begin
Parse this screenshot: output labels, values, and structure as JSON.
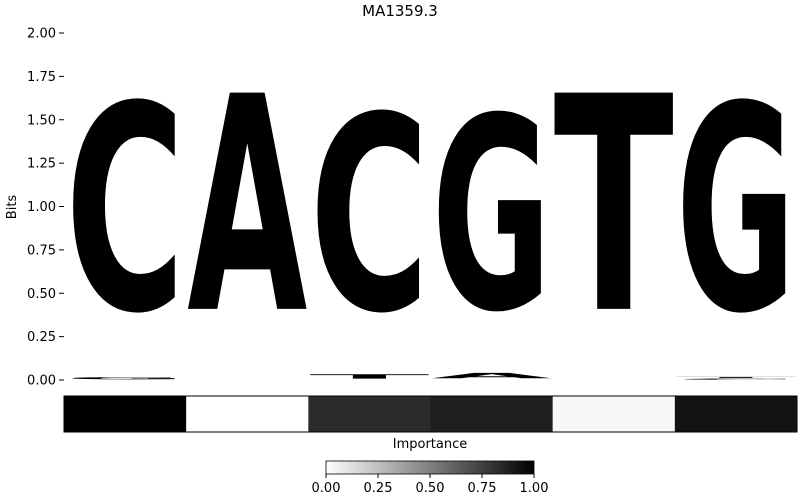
{
  "chart_data": {
    "type": "sequence-logo",
    "title": "MA1359.3",
    "ylabel": "Bits",
    "ylim": [
      0,
      2.0
    ],
    "yticks": [
      "0.00",
      "0.25",
      "0.50",
      "0.75",
      "1.00",
      "1.25",
      "1.50",
      "1.75",
      "2.00"
    ],
    "colors": {
      "A": "#4caa4c",
      "C": "#4c4cff",
      "G": "#ffc04c",
      "T": "#ff4c4c"
    },
    "positions": [
      {
        "stack": [
          {
            "base": "G",
            "bits": 0.02
          },
          {
            "base": "C",
            "bits": 1.91
          }
        ]
      },
      {
        "stack": [
          {
            "base": "A",
            "bits": 2.0
          }
        ]
      },
      {
        "stack": [
          {
            "base": "T",
            "bits": 0.04
          },
          {
            "base": "C",
            "bits": 1.81
          }
        ]
      },
      {
        "stack": [
          {
            "base": "A",
            "bits": 0.05
          },
          {
            "base": "G",
            "bits": 1.79
          }
        ]
      },
      {
        "stack": [
          {
            "base": "T",
            "bits": 2.0
          }
        ]
      },
      {
        "stack": [
          {
            "base": "C",
            "bits": 0.01
          },
          {
            "base": "T",
            "bits": 0.01
          },
          {
            "base": "G",
            "bits": 1.91
          }
        ]
      }
    ],
    "importance": {
      "label": "Importance",
      "values": [
        1.0,
        0.0,
        0.83,
        0.88,
        0.03,
        0.93
      ],
      "colorbar_ticks": [
        "0.00",
        "0.25",
        "0.50",
        "0.75",
        "1.00"
      ]
    }
  }
}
end
Goal:
Copy each line from the data above that includes "values".

Complete output:
Parse this screenshot: output labels, values, and structure as JSON.
      "values": [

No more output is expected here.